• [Your goal]: Read the lines that follow and pick out every one containing the word "dedi".

::: Listing :::

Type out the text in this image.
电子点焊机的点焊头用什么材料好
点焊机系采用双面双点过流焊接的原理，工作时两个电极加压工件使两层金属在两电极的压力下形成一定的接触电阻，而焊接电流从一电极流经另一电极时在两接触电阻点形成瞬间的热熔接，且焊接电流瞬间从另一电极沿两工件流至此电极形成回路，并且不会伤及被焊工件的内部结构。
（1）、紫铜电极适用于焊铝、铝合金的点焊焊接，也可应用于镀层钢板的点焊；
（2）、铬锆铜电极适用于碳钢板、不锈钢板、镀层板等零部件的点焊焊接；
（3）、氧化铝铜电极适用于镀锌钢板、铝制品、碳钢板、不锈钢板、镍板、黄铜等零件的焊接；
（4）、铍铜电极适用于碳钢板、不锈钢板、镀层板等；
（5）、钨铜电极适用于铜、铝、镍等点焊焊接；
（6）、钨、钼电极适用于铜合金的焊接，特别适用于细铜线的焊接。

:::
::: Listing :::

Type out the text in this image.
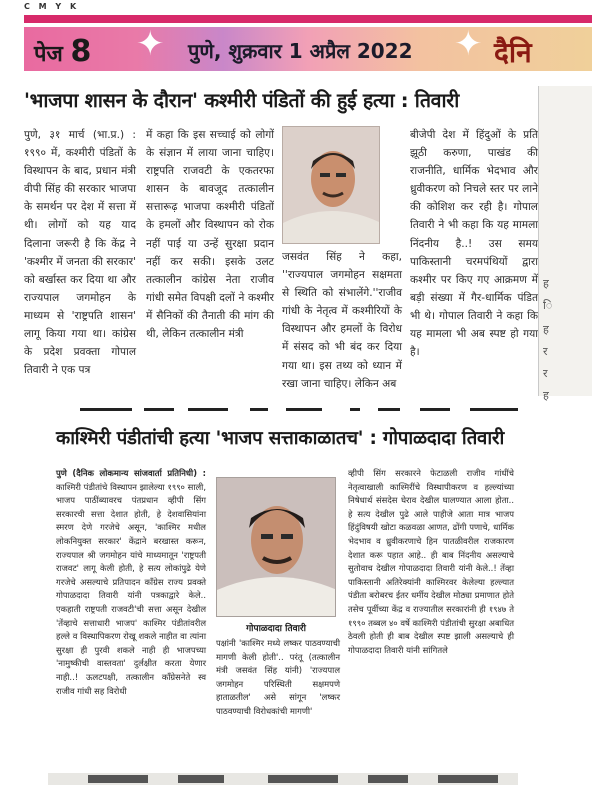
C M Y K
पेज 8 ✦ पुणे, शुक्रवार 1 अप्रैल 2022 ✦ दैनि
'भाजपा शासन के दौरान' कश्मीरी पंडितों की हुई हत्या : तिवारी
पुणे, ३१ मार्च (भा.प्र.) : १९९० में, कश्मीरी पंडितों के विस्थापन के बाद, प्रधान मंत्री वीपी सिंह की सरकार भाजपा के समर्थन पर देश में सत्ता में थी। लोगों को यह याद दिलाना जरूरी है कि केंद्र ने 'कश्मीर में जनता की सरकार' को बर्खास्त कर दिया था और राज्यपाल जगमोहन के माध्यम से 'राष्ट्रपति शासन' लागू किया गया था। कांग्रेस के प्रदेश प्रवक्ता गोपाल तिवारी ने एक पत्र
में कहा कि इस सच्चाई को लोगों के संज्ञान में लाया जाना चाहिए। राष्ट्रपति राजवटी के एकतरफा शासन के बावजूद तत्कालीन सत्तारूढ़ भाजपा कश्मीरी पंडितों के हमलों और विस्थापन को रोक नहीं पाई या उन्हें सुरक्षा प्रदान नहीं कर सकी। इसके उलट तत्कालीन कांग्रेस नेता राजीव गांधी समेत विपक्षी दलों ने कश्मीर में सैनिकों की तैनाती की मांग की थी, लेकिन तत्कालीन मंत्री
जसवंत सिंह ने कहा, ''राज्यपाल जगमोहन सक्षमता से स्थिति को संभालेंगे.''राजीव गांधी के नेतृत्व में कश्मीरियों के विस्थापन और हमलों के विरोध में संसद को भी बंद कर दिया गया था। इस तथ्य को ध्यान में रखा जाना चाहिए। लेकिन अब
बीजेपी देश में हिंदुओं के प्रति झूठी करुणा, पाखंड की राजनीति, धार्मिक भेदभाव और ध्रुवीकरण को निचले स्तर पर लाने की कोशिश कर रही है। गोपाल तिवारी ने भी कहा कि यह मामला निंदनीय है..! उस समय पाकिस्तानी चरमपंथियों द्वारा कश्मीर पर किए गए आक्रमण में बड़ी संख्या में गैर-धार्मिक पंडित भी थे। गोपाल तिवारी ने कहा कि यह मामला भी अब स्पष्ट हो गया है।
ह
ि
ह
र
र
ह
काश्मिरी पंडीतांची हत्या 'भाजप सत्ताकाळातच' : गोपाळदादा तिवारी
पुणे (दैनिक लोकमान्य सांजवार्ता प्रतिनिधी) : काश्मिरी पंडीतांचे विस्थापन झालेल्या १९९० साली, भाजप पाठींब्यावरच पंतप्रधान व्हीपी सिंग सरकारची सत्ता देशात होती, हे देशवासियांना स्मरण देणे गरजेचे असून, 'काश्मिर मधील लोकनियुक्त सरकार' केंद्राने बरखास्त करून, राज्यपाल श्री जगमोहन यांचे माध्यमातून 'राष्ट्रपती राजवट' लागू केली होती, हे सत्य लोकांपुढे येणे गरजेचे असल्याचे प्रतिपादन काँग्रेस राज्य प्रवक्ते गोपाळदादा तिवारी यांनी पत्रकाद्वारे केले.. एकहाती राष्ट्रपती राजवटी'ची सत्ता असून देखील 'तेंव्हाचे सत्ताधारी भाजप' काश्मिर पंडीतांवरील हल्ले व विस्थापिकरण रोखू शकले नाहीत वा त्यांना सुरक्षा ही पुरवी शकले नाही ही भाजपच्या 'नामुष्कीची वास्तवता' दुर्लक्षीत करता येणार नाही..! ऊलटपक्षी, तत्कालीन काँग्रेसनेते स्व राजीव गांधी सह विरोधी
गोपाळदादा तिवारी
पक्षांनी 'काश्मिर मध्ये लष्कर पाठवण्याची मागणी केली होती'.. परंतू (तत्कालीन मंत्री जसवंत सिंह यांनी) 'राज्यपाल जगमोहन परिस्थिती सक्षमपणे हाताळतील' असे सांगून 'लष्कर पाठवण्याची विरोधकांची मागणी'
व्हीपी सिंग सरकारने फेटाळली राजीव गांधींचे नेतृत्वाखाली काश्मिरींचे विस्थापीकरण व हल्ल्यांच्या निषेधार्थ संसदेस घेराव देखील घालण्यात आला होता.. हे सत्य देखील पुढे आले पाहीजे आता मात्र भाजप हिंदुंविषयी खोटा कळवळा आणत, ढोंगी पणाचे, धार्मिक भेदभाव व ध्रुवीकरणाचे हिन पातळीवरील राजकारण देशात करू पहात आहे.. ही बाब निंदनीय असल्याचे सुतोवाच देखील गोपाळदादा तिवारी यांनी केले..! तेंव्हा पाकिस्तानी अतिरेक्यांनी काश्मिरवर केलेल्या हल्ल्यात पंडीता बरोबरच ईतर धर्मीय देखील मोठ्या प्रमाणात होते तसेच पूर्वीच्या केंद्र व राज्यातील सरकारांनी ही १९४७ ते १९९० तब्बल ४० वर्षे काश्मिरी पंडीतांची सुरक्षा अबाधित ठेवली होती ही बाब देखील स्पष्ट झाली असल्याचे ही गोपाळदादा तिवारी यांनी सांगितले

:::
::: Listing :::

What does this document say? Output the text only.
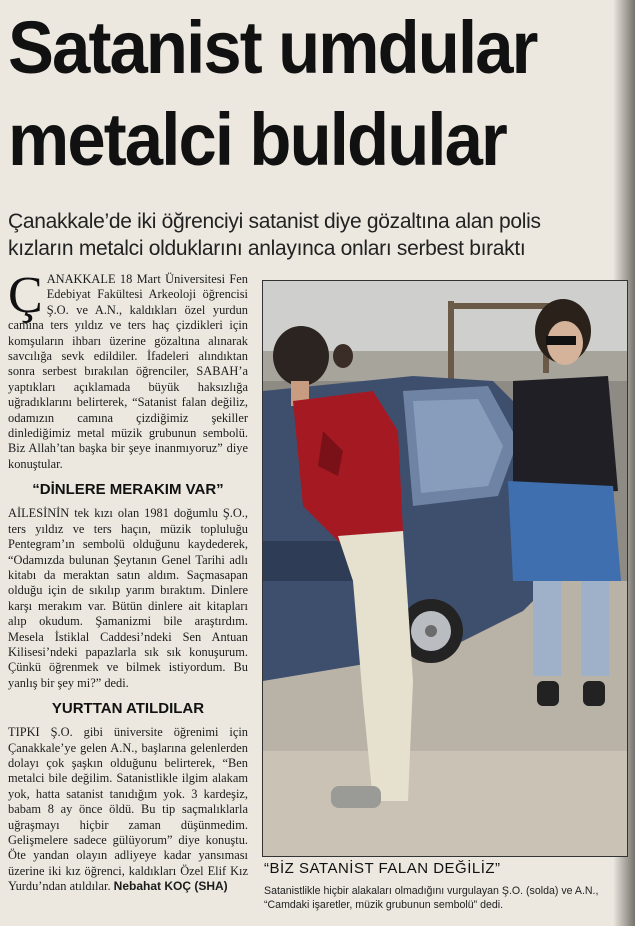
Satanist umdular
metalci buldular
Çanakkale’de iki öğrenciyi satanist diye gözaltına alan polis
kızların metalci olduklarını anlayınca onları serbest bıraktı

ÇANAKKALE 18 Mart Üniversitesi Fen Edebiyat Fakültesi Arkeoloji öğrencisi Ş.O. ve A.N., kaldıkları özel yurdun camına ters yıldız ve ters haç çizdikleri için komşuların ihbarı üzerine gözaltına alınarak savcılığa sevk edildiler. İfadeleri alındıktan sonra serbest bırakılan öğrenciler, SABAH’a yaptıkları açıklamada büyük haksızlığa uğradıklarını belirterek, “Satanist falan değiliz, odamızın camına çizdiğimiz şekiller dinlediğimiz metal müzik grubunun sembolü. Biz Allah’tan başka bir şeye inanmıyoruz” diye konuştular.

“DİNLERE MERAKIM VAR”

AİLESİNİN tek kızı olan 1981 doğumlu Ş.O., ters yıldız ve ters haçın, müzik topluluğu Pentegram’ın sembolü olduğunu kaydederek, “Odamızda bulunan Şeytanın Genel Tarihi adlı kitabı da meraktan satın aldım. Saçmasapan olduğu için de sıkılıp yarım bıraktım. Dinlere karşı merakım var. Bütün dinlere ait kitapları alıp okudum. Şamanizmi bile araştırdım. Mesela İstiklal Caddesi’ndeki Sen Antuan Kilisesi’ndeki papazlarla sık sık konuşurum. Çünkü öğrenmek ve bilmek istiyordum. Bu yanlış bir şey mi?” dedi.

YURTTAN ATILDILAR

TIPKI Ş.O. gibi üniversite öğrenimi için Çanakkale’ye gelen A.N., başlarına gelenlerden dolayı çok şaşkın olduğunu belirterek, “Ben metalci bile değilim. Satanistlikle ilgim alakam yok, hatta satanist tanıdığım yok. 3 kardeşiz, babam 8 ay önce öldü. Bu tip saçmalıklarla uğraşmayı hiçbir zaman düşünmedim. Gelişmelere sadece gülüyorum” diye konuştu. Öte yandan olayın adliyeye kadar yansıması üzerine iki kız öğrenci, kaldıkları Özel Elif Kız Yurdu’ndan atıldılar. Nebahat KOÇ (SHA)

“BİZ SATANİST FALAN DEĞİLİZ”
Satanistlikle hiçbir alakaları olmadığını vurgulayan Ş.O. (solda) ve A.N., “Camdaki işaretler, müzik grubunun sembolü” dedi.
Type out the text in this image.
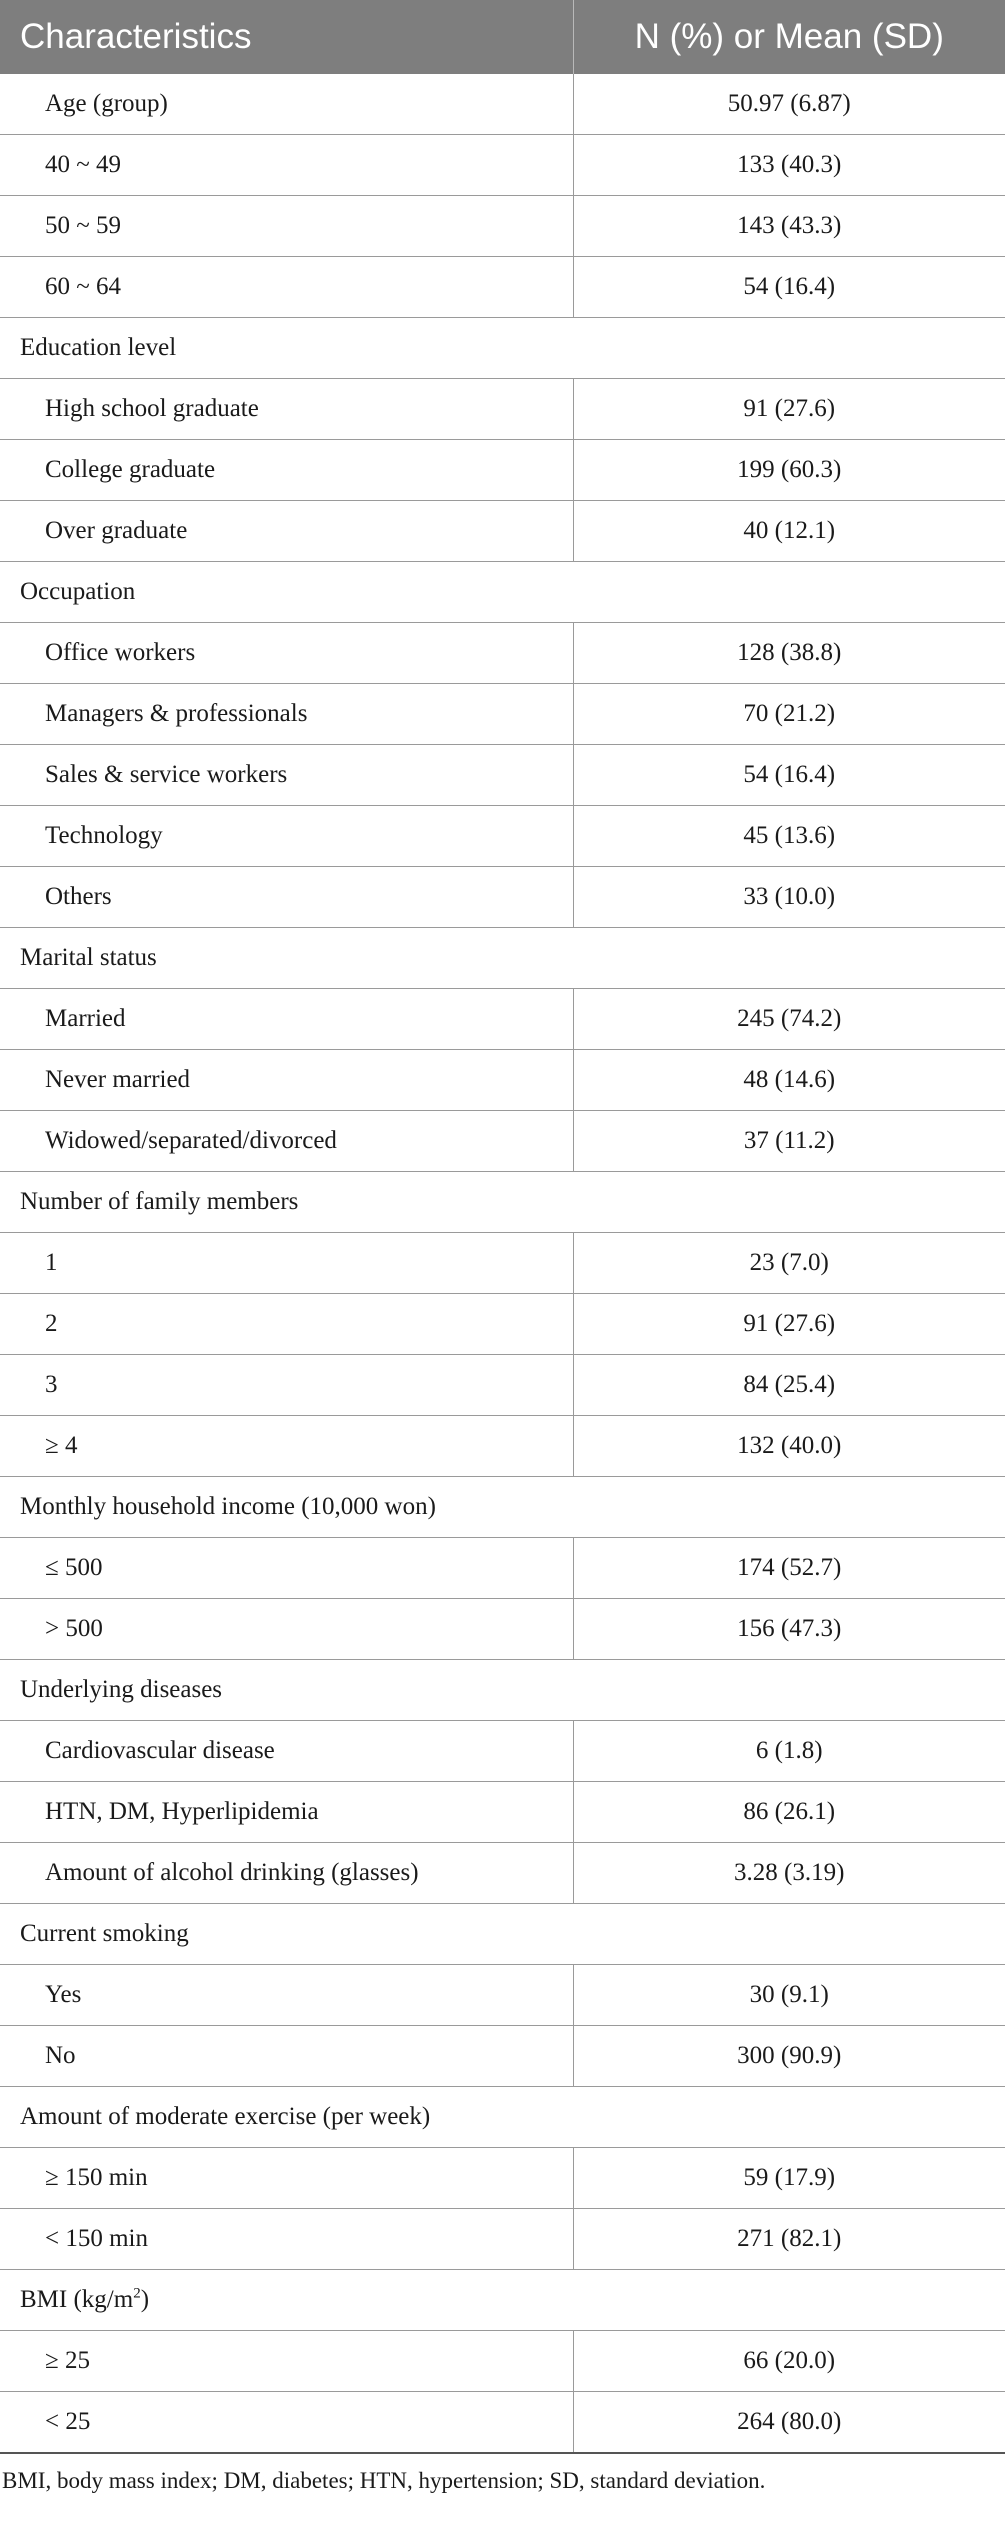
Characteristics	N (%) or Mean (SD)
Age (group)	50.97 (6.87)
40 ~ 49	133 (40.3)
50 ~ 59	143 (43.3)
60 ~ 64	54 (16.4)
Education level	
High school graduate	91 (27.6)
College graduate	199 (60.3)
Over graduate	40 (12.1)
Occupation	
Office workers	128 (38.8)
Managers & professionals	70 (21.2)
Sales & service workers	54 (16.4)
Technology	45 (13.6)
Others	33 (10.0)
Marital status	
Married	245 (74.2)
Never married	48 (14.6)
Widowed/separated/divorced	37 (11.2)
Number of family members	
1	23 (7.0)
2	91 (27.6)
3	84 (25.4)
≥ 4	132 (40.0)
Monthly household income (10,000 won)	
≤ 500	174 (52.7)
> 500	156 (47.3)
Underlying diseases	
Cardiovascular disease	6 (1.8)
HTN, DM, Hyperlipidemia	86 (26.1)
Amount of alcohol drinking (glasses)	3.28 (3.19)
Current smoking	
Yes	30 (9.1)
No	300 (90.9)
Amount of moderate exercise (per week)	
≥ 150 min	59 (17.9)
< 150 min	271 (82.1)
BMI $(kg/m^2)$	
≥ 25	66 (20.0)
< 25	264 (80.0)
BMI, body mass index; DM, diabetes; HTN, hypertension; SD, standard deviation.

:::

• [Right answer]:
AİLESİNİN tek kızı olan 1981 doğumlu Ş.O., ters yıldız ve ters haçın, müzik topluluğu Pentegram’ın sembolü olduğunu kaydederek, “Odamızda bulunan Şeytanın Genel Tarihi adlı kitabı da meraktan satın aldım. Saçmasapan olduğu için de sıkılıp yarım bıraktım. Dinlere karşı merakım var. Bütün dinlere ait kitapları alıp okudum. Şamanizmi bile araştırdım. Mesela İstiklal Caddesi’ndeki Sen Antuan Kilisesi’ndeki papazlarla sık sık konuşurum. Çünkü öğrenmek ve bilmek istiyordum. Bu yanlış bir şey mi?” dedi.
Satanistlikle hiçbir alakaları olmadığını vurgulayan Ş.O. (solda) ve A.N., “Camdaki işaretler, müzik grubunun sembolü” dedi.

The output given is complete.